* [WHAT YOU SHOULD DO]: Your answer should be a single number: how many lines in the data below hold the string "right".

--- BEGIN DATA FOR PROCESSING ---

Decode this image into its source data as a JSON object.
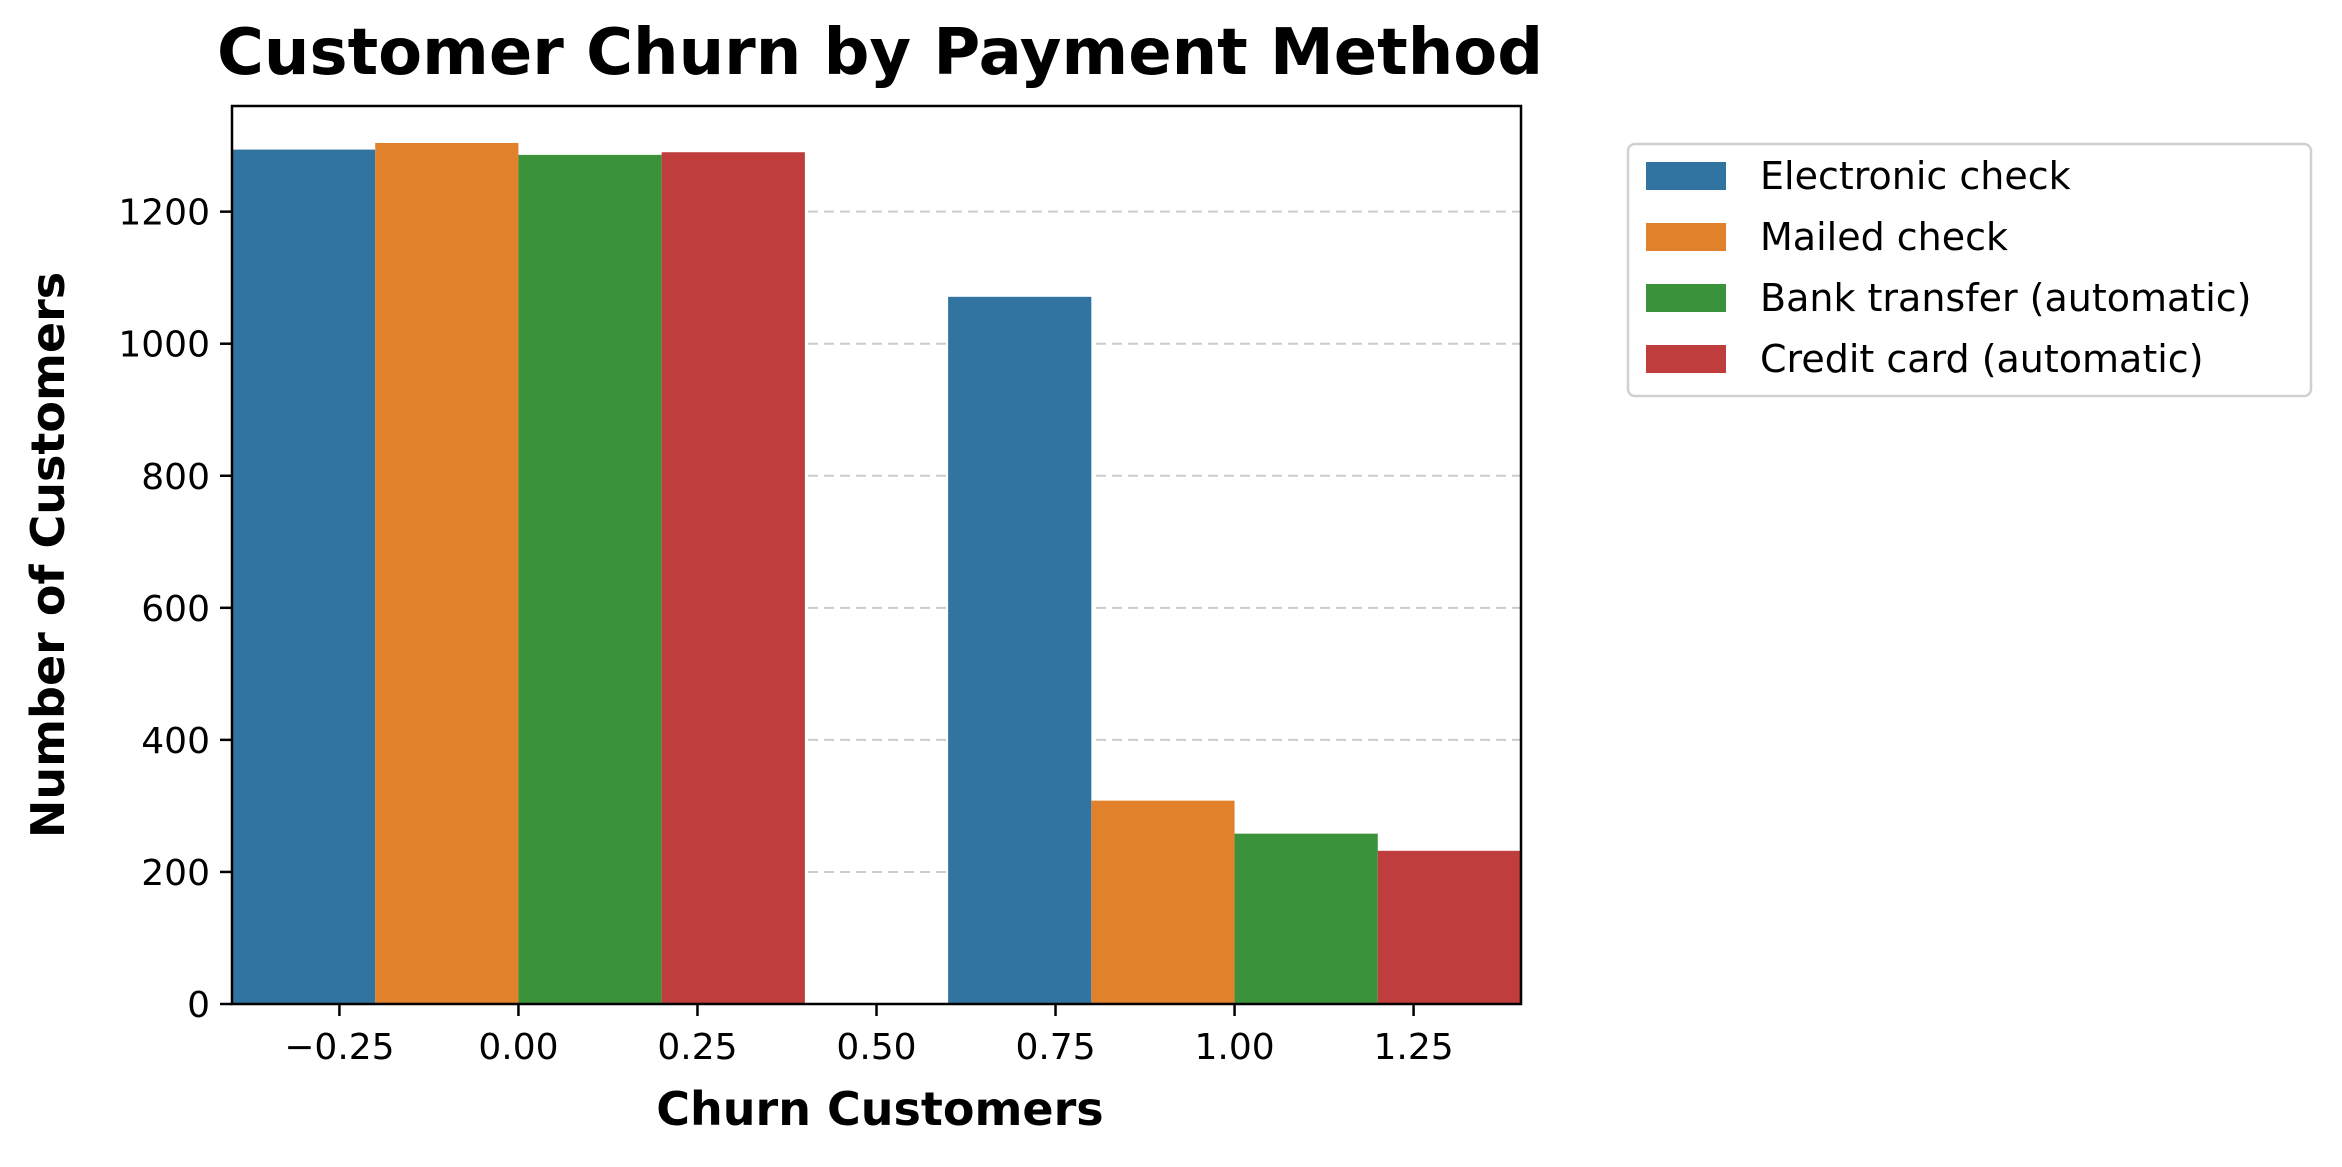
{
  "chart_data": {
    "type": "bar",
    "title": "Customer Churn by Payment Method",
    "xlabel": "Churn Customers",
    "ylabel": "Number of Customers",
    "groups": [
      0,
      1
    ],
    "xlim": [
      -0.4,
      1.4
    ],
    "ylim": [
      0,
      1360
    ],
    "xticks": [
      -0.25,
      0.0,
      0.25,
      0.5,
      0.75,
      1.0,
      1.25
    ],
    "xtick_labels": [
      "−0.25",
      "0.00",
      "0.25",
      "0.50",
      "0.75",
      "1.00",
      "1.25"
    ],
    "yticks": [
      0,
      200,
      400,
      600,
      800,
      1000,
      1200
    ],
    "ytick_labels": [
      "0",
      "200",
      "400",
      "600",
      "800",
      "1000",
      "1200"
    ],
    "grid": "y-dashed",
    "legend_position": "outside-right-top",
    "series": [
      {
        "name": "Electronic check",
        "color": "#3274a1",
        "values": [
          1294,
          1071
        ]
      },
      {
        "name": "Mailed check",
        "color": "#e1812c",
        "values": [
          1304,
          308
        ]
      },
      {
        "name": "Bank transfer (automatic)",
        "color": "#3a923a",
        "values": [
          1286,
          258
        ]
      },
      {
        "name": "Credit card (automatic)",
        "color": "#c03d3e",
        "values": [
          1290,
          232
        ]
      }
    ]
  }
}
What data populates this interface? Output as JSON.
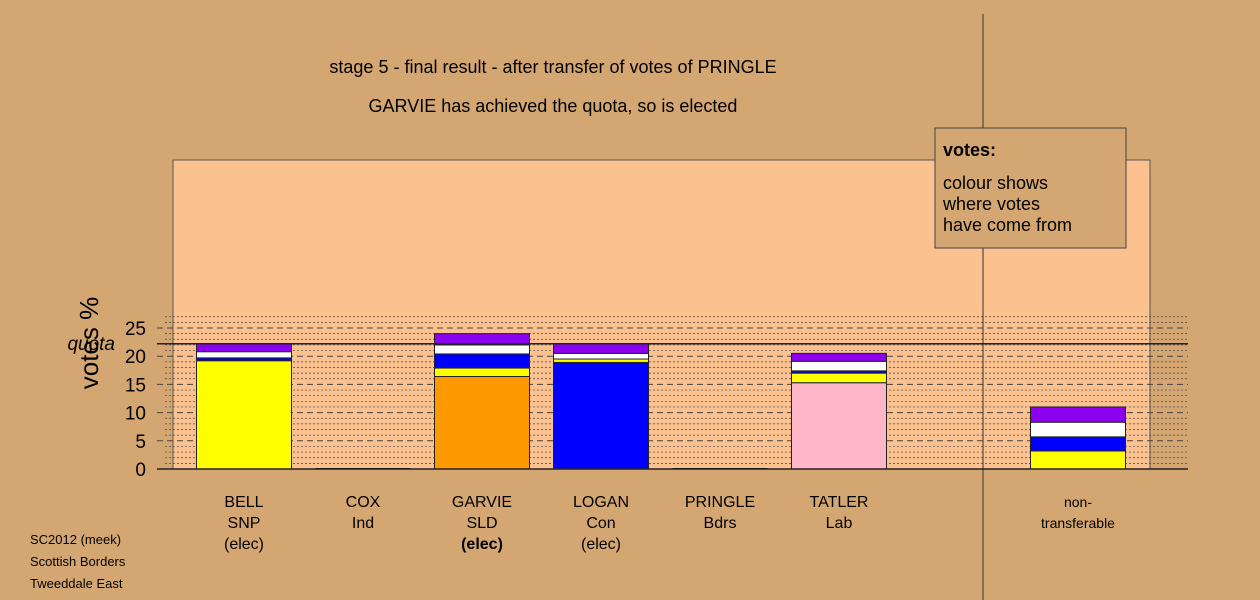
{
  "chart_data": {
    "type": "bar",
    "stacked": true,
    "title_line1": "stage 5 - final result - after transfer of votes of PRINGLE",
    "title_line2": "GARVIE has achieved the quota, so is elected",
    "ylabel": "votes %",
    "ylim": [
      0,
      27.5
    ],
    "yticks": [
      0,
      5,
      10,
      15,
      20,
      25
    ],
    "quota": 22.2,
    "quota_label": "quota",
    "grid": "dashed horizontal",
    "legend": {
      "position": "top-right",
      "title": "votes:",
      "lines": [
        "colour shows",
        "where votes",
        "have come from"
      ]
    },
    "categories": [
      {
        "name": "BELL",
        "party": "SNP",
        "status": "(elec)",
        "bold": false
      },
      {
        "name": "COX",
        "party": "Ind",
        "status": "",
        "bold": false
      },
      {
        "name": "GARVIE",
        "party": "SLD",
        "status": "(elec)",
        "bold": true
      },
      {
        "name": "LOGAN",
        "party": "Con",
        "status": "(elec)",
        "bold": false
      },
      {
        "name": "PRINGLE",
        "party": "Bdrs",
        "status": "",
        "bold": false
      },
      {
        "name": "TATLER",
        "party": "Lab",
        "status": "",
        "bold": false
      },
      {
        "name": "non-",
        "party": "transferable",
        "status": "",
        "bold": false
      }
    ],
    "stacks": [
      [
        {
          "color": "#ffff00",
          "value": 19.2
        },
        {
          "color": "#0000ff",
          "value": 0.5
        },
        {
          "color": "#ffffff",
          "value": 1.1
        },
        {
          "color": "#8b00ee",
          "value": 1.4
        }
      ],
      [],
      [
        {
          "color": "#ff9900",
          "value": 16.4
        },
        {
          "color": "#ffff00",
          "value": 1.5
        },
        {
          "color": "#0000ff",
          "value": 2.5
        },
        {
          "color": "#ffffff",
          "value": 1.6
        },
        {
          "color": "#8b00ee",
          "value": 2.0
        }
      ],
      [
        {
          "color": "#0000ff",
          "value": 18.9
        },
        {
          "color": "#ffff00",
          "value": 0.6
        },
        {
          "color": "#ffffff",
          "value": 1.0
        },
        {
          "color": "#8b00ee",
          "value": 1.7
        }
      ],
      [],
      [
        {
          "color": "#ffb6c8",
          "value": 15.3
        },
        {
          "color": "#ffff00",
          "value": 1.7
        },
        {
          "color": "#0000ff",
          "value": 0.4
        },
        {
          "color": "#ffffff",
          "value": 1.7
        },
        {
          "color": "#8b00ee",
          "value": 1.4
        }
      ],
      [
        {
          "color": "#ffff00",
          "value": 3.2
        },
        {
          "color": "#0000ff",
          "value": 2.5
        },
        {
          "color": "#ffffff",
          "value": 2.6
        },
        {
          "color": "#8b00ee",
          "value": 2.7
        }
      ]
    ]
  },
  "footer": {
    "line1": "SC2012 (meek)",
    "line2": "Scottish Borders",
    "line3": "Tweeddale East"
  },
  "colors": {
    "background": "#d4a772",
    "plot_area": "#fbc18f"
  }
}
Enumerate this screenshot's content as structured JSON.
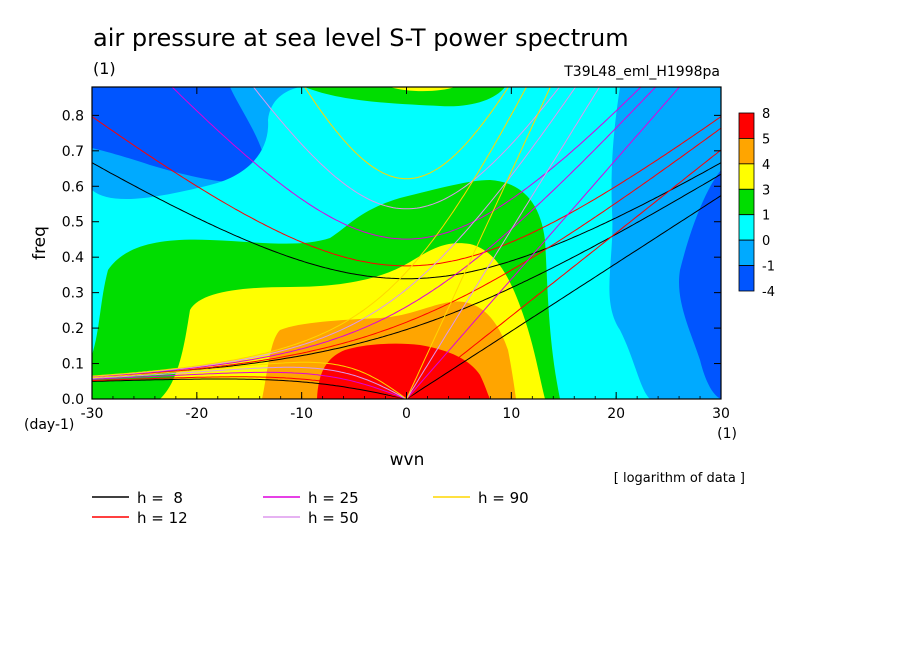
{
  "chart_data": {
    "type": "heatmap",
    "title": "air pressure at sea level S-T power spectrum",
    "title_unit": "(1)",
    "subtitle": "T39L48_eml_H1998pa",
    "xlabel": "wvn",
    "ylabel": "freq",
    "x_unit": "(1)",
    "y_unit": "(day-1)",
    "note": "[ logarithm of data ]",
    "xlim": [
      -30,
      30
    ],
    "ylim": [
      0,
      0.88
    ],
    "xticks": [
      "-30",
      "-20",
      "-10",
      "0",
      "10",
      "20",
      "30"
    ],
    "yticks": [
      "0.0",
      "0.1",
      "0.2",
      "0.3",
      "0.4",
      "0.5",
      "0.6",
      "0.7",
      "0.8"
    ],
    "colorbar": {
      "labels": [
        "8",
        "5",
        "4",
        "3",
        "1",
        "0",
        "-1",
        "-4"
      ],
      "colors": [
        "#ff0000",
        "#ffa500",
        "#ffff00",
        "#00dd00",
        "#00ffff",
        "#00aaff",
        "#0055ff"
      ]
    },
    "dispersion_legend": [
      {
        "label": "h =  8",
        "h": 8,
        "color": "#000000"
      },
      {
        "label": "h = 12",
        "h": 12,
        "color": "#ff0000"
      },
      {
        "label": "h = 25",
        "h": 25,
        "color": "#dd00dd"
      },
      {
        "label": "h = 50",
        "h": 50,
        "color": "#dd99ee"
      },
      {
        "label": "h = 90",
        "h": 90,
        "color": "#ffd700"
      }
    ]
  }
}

--- END DATA FOR PROCESSING ---

* [SOLUTION TO THIS EXERCISE]: 2